- Aim of the exercise: Find every line in the records below that holds the word "title" and copy it.

[Excerpts from a figure dataset]

########################################

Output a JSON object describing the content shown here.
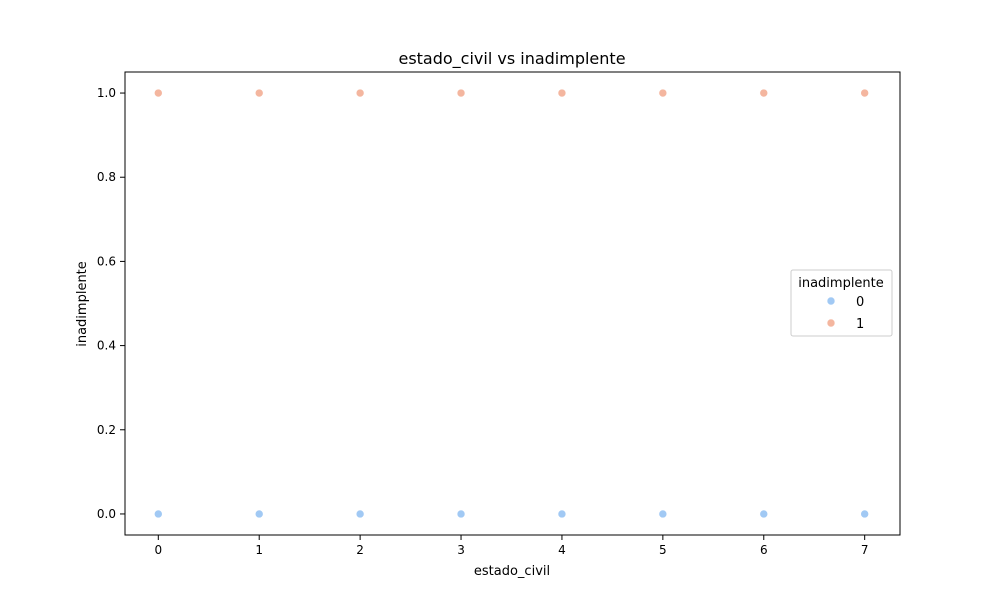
{
  "chart_data": {
    "type": "scatter",
    "title": "estado_civil vs inadimplente",
    "xlabel": "estado_civil",
    "ylabel": "inadimplente",
    "xlim": [
      -0.33,
      7.35
    ],
    "ylim": [
      -0.05,
      1.05
    ],
    "xticks": [
      0,
      1,
      2,
      3,
      4,
      5,
      6,
      7
    ],
    "yticks": [
      0.0,
      0.2,
      0.4,
      0.6,
      0.8,
      1.0
    ],
    "ytick_labels": [
      "0.0",
      "0.2",
      "0.4",
      "0.6",
      "0.8",
      "1.0"
    ],
    "grid": false,
    "legend": {
      "title": "inadimplente",
      "position": "center-right"
    },
    "series": [
      {
        "name": "0",
        "color": "#a1c9f4",
        "points": [
          [
            0,
            0
          ],
          [
            1,
            0
          ],
          [
            2,
            0
          ],
          [
            3,
            0
          ],
          [
            4,
            0
          ],
          [
            5,
            0
          ],
          [
            6,
            0
          ],
          [
            7,
            0
          ]
        ]
      },
      {
        "name": "1",
        "color": "#f4b69f",
        "points": [
          [
            0,
            1
          ],
          [
            1,
            1
          ],
          [
            2,
            1
          ],
          [
            3,
            1
          ],
          [
            4,
            1
          ],
          [
            5,
            1
          ],
          [
            6,
            1
          ],
          [
            7,
            1
          ]
        ]
      }
    ]
  }
}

########################################

- Solution to the problem:
    "title": "estado_civil vs inadimplente",
      "title": "inadimplente",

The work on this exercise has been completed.